>> BEGIN

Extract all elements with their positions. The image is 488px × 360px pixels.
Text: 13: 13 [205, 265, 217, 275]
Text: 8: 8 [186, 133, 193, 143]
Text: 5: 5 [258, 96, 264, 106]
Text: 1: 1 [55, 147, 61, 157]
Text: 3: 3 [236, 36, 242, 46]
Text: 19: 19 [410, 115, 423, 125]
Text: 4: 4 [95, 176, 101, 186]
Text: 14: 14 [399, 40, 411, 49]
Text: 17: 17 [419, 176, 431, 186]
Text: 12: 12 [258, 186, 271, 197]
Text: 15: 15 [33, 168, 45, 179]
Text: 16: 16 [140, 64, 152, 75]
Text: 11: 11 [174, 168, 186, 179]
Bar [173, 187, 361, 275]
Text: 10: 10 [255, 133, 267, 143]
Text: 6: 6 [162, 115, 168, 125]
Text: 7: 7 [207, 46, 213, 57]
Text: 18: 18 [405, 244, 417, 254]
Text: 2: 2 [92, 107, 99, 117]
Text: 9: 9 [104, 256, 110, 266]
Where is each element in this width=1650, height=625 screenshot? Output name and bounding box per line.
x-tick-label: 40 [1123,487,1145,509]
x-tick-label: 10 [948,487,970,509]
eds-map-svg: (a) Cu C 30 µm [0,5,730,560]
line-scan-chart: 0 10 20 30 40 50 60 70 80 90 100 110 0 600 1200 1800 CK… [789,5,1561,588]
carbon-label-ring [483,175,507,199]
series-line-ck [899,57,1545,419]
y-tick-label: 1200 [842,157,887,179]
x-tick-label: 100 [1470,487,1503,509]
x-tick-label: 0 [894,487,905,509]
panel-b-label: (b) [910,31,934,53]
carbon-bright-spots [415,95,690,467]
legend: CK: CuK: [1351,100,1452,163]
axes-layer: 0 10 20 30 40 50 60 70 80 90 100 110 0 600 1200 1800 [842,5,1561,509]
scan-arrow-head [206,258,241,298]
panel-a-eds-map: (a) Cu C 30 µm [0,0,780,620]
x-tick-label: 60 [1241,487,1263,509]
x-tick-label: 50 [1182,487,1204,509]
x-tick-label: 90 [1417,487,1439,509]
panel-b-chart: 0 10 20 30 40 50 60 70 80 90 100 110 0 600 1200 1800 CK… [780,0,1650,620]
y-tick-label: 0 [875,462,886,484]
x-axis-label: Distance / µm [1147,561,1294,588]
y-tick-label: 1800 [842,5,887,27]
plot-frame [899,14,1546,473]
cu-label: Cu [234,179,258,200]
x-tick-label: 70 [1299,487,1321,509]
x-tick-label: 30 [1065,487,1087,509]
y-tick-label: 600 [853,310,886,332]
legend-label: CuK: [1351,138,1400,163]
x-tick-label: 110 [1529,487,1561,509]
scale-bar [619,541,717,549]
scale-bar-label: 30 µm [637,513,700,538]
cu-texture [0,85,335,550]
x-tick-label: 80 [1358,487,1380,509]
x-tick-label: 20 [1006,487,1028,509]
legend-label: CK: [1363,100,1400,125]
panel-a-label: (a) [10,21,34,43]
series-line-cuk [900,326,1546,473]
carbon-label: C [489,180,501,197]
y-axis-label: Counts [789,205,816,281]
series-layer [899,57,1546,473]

>> END

## EXERCISE PROMPT
Please copy out every line of the records above, character for character.

## EXERCISE RESPONSE
Extract all elements with their positions. The image is 488px × 360px pixels.
Text: 13: 13 [205, 265, 217, 275]
Text: 8: 8 [186, 133, 193, 143]
Text: 5: 5 [258, 96, 264, 106]
Text: 1: 1 [55, 147, 61, 157]
Text: 3: 3 [236, 36, 242, 46]
Text: 19: 19 [410, 115, 423, 125]
Text: 4: 4 [95, 176, 101, 186]
Text: 14: 14 [399, 40, 411, 49]
Text: 17: 17 [419, 176, 431, 186]
Text: 12: 12 [258, 186, 271, 197]
Text: 15: 15 [33, 168, 45, 179]
Text: 16: 16 [140, 64, 152, 75]
Text: 11: 11 [174, 168, 186, 179]
Bar [173, 187, 361, 275]
Text: 10: 10 [255, 133, 267, 143]
Text: 6: 6 [162, 115, 168, 125]
Text: 7: 7 [207, 46, 213, 57]
Text: 18: 18 [405, 244, 417, 254]
Text: 2: 2 [92, 107, 99, 117]
Text: 9: 9 [104, 256, 110, 266]
Where is each element in this width=1650, height=625 screenshot? Output name and bounding box per line.
x-tick-label: 40 [1123,487,1145,509]
x-tick-label: 10 [948,487,970,509]
eds-map-svg: (a) Cu C 30 µm [0,5,730,560]
line-scan-chart: 0 10 20 30 40 50 60 70 80 90 100 110 0 600 1200 1800 CK… [789,5,1561,588]
carbon-label-ring [483,175,507,199]
series-line-ck [899,57,1545,419]
y-tick-label: 1200 [842,157,887,179]
x-tick-label: 100 [1470,487,1503,509]
x-tick-label: 0 [894,487,905,509]
panel-b-label: (b) [910,31,934,53]
carbon-bright-spots [415,95,690,467]
legend: CK: CuK: [1351,100,1452,163]
axes-layer: 0 10 20 30 40 50 60 70 80 90 100 110 0 600 1200 1800 [842,5,1561,509]
scan-arrow-head [206,258,241,298]
panel-a-eds-map: (a) Cu C 30 µm [0,0,780,620]
x-tick-label: 60 [1241,487,1263,509]
x-tick-label: 50 [1182,487,1204,509]
x-tick-label: 90 [1417,487,1439,509]
panel-b-chart: 0 10 20 30 40 50 60 70 80 90 100 110 0 600 1200 1800 CK… [780,0,1650,620]
y-tick-label: 0 [875,462,886,484]
x-axis-label: Distance / µm [1147,561,1294,588]
y-tick-label: 1800 [842,5,887,27]
plot-frame [899,14,1546,473]
cu-label: Cu [234,179,258,200]
x-tick-label: 70 [1299,487,1321,509]
x-tick-label: 30 [1065,487,1087,509]
y-tick-label: 600 [853,310,886,332]
legend-label: CuK: [1351,138,1400,163]
x-tick-label: 110 [1529,487,1561,509]
scale-bar [619,541,717,549]
scale-bar-label: 30 µm [637,513,700,538]
cu-texture [0,85,335,550]
x-tick-label: 80 [1358,487,1380,509]
x-tick-label: 20 [1006,487,1028,509]
legend-label: CK: [1363,100,1400,125]
panel-a-label: (a) [10,21,34,43]
series-line-cuk [900,326,1546,473]
carbon-label: C [489,180,501,197]
y-axis-label: Counts [789,205,816,281]
series-layer [899,57,1546,473]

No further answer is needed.